>> BEGIN Text block
Yesterday afternoon’s Mainlandization – wrap-up

Just as the Tai Kwun cultural heritage hub-zone was banning author Ma Jian (statement here), Hong Kong immigration officials were questioning the previously-expelled Financial Times correspondent Victor Mallett and turning him away at the airport. Ma is due to land here this afternoon.

If asked, the local administration will continue to insist that: a) nothing unusual is happening at all, you’re just imagining it; b) these things you’re just imagining are isolated and not linked and very minor and specific, so just ignore them; and c) the repression that isn’t happening is all in accordance with the law, and rights and freedoms remain intact.

It would look so bad if Ma were refused entry (not sure if he has permanent residency) that it would be surprising if they barred him. Except it wouldn’t be.

If it were free to bolster whatever credibility it still has, the Hong Kong government could justifiably point out that our Mainlandization so far has been extremely restrained and subtle. For proof, Louisa Lim (People’s Republic of Amnesia) outlines how Beijing is trying to eliminate non-Han culture in Xinjiang.
>> END Text block
>> BEGIN Dataset content
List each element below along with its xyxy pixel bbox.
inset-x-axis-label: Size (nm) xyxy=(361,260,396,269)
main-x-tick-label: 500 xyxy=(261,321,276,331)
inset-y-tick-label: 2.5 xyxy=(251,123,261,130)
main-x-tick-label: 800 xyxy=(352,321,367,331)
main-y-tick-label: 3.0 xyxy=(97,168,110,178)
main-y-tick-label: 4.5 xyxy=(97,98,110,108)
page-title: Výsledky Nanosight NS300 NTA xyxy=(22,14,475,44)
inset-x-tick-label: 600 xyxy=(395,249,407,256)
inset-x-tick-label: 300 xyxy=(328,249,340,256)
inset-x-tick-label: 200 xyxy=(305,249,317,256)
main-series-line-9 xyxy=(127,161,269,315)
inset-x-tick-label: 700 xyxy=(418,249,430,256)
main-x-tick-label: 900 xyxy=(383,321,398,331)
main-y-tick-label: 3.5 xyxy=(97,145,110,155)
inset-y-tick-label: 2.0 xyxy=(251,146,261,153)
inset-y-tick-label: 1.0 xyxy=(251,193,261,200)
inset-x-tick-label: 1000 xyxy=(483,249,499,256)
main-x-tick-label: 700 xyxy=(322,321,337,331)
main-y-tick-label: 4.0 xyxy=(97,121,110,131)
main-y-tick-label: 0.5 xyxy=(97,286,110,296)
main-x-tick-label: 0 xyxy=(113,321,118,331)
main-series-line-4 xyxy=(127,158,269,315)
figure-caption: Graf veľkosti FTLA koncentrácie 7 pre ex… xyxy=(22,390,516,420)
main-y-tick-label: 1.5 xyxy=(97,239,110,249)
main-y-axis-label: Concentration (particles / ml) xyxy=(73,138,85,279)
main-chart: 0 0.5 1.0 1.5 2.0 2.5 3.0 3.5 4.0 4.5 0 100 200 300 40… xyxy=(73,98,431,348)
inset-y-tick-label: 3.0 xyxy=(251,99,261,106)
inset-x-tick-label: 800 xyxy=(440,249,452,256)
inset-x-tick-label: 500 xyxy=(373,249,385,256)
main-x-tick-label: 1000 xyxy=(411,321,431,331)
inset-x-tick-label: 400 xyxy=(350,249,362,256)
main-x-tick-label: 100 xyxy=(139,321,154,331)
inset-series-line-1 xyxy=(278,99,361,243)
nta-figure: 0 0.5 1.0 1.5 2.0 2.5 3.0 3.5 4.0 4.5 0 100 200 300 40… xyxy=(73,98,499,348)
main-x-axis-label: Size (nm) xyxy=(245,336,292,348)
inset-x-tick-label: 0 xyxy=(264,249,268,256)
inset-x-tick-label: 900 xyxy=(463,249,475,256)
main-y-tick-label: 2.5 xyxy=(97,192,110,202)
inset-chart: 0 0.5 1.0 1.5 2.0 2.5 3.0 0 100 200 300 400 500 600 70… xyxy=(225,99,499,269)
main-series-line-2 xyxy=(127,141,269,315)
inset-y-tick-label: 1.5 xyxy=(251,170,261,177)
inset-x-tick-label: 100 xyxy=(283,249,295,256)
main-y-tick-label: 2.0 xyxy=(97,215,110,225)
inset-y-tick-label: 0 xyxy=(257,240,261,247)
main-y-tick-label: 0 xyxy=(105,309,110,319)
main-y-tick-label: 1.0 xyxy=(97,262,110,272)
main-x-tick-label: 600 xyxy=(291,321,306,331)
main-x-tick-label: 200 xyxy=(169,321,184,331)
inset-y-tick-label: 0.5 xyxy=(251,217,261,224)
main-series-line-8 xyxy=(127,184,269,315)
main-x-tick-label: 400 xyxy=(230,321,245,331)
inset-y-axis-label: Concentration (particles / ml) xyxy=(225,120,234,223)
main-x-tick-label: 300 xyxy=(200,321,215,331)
>> END Dataset content
■ **Exercises to complete**
#1 Answer these questions using the wrap-up.
(a) Which publication did Victor Mallett work for as a correspondent?
(b) Where did Hong Kong immigration officials turn Mallett away?
(c) In which region does Louisa Lim describe Beijing trying to eliminate non-Han culture?
#2 Name every person the wrap-up identifies by full name.
#3 Copy out the passage of the wrap-up that opens with "Just as the" and ends after "here this afternoon.".
Rely only on the wrap-up when responding.

■ **Responses in order**
#1
(a) The Financial Times
(b) At the airport
(c) Xinjiang

#2 Ma Jian, Victor Mallett, Louisa Lim

#3
Just as the Tai Kwun cultural heritage hub-zone was banning author Ma Jian (statement here), Hong Kong immigration officials were questioning the previously-expelled Financial Times correspondent Victor Mallett and turning him away at the airport. Ma is due to land here this afternoon.